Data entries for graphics
::::::::
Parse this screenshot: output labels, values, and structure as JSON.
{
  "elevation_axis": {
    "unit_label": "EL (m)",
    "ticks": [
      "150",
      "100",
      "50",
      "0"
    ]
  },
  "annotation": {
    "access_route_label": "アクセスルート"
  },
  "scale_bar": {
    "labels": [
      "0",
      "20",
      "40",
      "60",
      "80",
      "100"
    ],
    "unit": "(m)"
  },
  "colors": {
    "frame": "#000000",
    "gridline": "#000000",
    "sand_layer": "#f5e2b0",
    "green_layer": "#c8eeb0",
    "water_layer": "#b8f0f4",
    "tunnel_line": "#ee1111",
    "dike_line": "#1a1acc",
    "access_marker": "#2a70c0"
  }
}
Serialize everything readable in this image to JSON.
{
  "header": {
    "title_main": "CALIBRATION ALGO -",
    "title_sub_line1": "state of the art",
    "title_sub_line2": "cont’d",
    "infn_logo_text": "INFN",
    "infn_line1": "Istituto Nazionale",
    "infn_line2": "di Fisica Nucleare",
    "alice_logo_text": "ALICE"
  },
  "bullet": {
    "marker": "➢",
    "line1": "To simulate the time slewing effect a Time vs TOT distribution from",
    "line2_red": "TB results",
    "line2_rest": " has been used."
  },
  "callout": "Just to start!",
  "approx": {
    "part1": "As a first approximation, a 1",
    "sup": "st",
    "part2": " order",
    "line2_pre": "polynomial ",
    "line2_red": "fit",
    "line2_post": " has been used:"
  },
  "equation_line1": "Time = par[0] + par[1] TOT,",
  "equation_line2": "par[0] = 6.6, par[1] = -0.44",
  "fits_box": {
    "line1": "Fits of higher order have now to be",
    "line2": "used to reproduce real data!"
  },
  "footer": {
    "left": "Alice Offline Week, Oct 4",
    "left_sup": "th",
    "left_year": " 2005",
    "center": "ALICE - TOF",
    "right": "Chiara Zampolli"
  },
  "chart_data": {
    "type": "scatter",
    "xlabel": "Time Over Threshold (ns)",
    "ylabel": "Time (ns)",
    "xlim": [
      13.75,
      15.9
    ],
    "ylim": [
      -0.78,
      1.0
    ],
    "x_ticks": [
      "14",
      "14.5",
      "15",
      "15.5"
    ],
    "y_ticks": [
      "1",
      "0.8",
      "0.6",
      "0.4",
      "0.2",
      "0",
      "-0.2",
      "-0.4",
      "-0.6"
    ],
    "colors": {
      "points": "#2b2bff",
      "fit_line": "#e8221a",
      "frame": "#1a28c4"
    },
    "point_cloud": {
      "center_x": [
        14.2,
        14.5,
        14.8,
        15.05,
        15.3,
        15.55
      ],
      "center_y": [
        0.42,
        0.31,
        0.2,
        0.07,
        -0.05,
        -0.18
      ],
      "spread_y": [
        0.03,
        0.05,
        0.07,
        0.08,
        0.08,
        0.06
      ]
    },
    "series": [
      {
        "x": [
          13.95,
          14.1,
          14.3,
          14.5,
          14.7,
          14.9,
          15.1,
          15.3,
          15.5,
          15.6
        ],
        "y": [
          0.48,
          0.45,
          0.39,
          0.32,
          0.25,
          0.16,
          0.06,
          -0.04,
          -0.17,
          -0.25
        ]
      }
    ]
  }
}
::::::::
- [TASK DESCRIPTION] Using the data above, return each line exactly as written.

- [IN RESPONSE]
Parse this screenshot: output labels, values, and structure as JSON.
{
  "elevation_axis": {
    "unit_label": "EL (m)",
    "ticks": [
      "150",
      "100",
      "50",
      "0"
    ]
  },
  "annotation": {
    "access_route_label": "アクセスルート"
  },
  "scale_bar": {
    "labels": [
      "0",
      "20",
      "40",
      "60",
      "80",
      "100"
    ],
    "unit": "(m)"
  },
  "colors": {
    "frame": "#000000",
    "gridline": "#000000",
    "sand_layer": "#f5e2b0",
    "green_layer": "#c8eeb0",
    "water_layer": "#b8f0f4",
    "tunnel_line": "#ee1111",
    "dike_line": "#1a1acc",
    "access_marker": "#2a70c0"
  }
}
Serialize everything readable in this image to JSON.
{
  "header": {
    "title_main": "CALIBRATION ALGO -",
    "title_sub_line1": "state of the art",
    "title_sub_line2": "cont’d",
    "infn_logo_text": "INFN",
    "infn_line1": "Istituto Nazionale",
    "infn_line2": "di Fisica Nucleare",
    "alice_logo_text": "ALICE"
  },
  "bullet": {
    "marker": "➢",
    "line1": "To simulate the time slewing effect a Time vs TOT distribution from",
    "line2_red": "TB results",
    "line2_rest": " has been used."
  },
  "callout": "Just to start!",
  "approx": {
    "part1": "As a first approximation, a 1",
    "sup": "st",
    "part2": " order",
    "line2_pre": "polynomial ",
    "line2_red": "fit",
    "line2_post": " has been used:"
  },
  "equation_line1": "Time = par[0] + par[1] TOT,",
  "equation_line2": "par[0] = 6.6, par[1] = -0.44",
  "fits_box": {
    "line1": "Fits of higher order have now to be",
    "line2": "used to reproduce real data!"
  },
  "footer": {
    "left": "Alice Offline Week, Oct 4",
    "left_sup": "th",
    "left_year": " 2005",
    "center": "ALICE - TOF",
    "right": "Chiara Zampolli"
  },
  "chart_data": {
    "type": "scatter",
    "xlabel": "Time Over Threshold (ns)",
    "ylabel": "Time (ns)",
    "xlim": [
      13.75,
      15.9
    ],
    "ylim": [
      -0.78,
      1.0
    ],
    "x_ticks": [
      "14",
      "14.5",
      "15",
      "15.5"
    ],
    "y_ticks": [
      "1",
      "0.8",
      "0.6",
      "0.4",
      "0.2",
      "0",
      "-0.2",
      "-0.4",
      "-0.6"
    ],
    "colors": {
      "points": "#2b2bff",
      "fit_line": "#e8221a",
      "frame": "#1a28c4"
    },
    "point_cloud": {
      "center_x": [
        14.2,
        14.5,
        14.8,
        15.05,
        15.3,
        15.55
      ],
      "center_y": [
        0.42,
        0.31,
        0.2,
        0.07,
        -0.05,
        -0.18
      ],
      "spread_y": [
        0.03,
        0.05,
        0.07,
        0.08,
        0.08,
        0.06
      ]
    },
    "series": [
      {
        "x": [
          13.95,
          14.1,
          14.3,
          14.5,
          14.7,
          14.9,
          15.1,
          15.3,
          15.5,
          15.6
        ],
        "y": [
          0.48,
          0.45,
          0.39,
          0.32,
          0.25,
          0.16,
          0.06,
          -0.04,
          -0.17,
          -0.25
        ]
      }
    ]
  }
}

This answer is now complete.